::: Recorded data :::

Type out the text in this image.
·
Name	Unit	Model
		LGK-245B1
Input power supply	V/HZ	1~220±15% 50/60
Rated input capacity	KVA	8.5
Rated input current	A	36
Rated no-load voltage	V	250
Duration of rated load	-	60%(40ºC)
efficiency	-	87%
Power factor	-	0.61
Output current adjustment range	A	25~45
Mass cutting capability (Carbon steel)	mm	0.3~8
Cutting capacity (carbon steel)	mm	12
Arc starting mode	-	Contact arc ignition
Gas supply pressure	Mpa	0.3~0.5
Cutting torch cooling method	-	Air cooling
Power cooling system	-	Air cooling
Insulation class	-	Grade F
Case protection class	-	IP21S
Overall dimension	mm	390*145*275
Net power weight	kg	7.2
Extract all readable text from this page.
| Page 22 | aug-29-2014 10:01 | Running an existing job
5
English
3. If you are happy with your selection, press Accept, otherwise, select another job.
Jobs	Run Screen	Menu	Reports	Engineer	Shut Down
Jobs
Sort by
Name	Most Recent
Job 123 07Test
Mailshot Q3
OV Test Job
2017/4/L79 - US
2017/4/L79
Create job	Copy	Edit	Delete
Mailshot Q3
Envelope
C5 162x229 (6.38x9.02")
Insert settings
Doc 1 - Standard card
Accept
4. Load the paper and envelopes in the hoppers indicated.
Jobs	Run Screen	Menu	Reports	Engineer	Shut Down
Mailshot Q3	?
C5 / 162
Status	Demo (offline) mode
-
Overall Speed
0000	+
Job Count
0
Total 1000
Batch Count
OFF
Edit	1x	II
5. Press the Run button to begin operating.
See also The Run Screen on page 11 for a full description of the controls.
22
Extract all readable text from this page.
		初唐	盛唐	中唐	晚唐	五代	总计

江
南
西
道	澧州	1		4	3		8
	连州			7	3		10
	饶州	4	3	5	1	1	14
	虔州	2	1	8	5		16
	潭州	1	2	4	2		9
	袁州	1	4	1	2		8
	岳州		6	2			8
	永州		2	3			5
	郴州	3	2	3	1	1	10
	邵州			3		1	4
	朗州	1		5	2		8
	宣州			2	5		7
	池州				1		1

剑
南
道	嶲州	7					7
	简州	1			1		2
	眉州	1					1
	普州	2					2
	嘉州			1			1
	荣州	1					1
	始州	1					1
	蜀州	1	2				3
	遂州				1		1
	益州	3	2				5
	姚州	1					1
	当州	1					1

:::

> **What is required**:
Copy out every line holding the string "supply".

> **Response**:
Input power supply	V/HZ	1~220±15% 50/60
Gas supply pressure	Mpa	0.3~0.5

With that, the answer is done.